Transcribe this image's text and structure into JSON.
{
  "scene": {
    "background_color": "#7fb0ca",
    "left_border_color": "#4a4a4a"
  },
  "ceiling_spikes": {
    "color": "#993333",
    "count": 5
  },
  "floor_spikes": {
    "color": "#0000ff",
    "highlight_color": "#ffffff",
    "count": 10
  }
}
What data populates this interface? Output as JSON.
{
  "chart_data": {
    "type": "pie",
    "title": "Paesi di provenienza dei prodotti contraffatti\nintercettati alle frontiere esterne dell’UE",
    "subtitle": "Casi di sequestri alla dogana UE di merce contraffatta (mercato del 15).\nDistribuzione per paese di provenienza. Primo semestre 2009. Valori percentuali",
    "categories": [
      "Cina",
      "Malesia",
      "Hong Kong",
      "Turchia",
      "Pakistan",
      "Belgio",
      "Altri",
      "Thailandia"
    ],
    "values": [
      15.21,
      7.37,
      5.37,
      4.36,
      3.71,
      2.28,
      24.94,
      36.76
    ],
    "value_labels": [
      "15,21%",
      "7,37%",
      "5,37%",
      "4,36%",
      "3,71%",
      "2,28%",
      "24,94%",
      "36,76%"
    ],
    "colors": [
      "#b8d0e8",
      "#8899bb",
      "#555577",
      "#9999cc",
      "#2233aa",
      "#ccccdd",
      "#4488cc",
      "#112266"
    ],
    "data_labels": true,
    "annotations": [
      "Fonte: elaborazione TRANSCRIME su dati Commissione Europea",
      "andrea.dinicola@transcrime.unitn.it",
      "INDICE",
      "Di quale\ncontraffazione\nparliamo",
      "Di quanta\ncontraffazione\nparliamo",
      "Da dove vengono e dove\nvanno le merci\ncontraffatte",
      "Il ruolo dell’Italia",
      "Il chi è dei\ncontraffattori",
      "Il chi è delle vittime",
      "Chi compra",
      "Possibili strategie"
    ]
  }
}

━━━

- [WORK TO DO]: Copy out all of the records shown above exactly.

- [RESULT OF THE EXERCISE]:
Transcribe this image's text and structure into JSON.
{
  "scene": {
    "background_color": "#7fb0ca",
    "left_border_color": "#4a4a4a"
  },
  "ceiling_spikes": {
    "color": "#993333",
    "count": 5
  },
  "floor_spikes": {
    "color": "#0000ff",
    "highlight_color": "#ffffff",
    "count": 10
  }
}
What data populates this interface? Output as JSON.
{
  "chart_data": {
    "type": "pie",
    "title": "Paesi di provenienza dei prodotti contraffatti\nintercettati alle frontiere esterne dell’UE",
    "subtitle": "Casi di sequestri alla dogana UE di merce contraffatta (mercato del 15).\nDistribuzione per paese di provenienza. Primo semestre 2009. Valori percentuali",
    "categories": [
      "Cina",
      "Malesia",
      "Hong Kong",
      "Turchia",
      "Pakistan",
      "Belgio",
      "Altri",
      "Thailandia"
    ],
    "values": [
      15.21,
      7.37,
      5.37,
      4.36,
      3.71,
      2.28,
      24.94,
      36.76
    ],
    "value_labels": [
      "15,21%",
      "7,37%",
      "5,37%",
      "4,36%",
      "3,71%",
      "2,28%",
      "24,94%",
      "36,76%"
    ],
    "colors": [
      "#b8d0e8",
      "#8899bb",
      "#555577",
      "#9999cc",
      "#2233aa",
      "#ccccdd",
      "#4488cc",
      "#112266"
    ],
    "data_labels": true,
    "annotations": [
      "Fonte: elaborazione TRANSCRIME su dati Commissione Europea",
      "andrea.dinicola@transcrime.unitn.it",
      "INDICE",
      "Di quale\ncontraffazione\nparliamo",
      "Di quanta\ncontraffazione\nparliamo",
      "Da dove vengono e dove\nvanno le merci\ncontraffatte",
      "Il ruolo dell’Italia",
      "Il chi è dei\ncontraffattori",
      "Il chi è delle vittime",
      "Chi compra",
      "Possibili strategie"
    ]
  }
}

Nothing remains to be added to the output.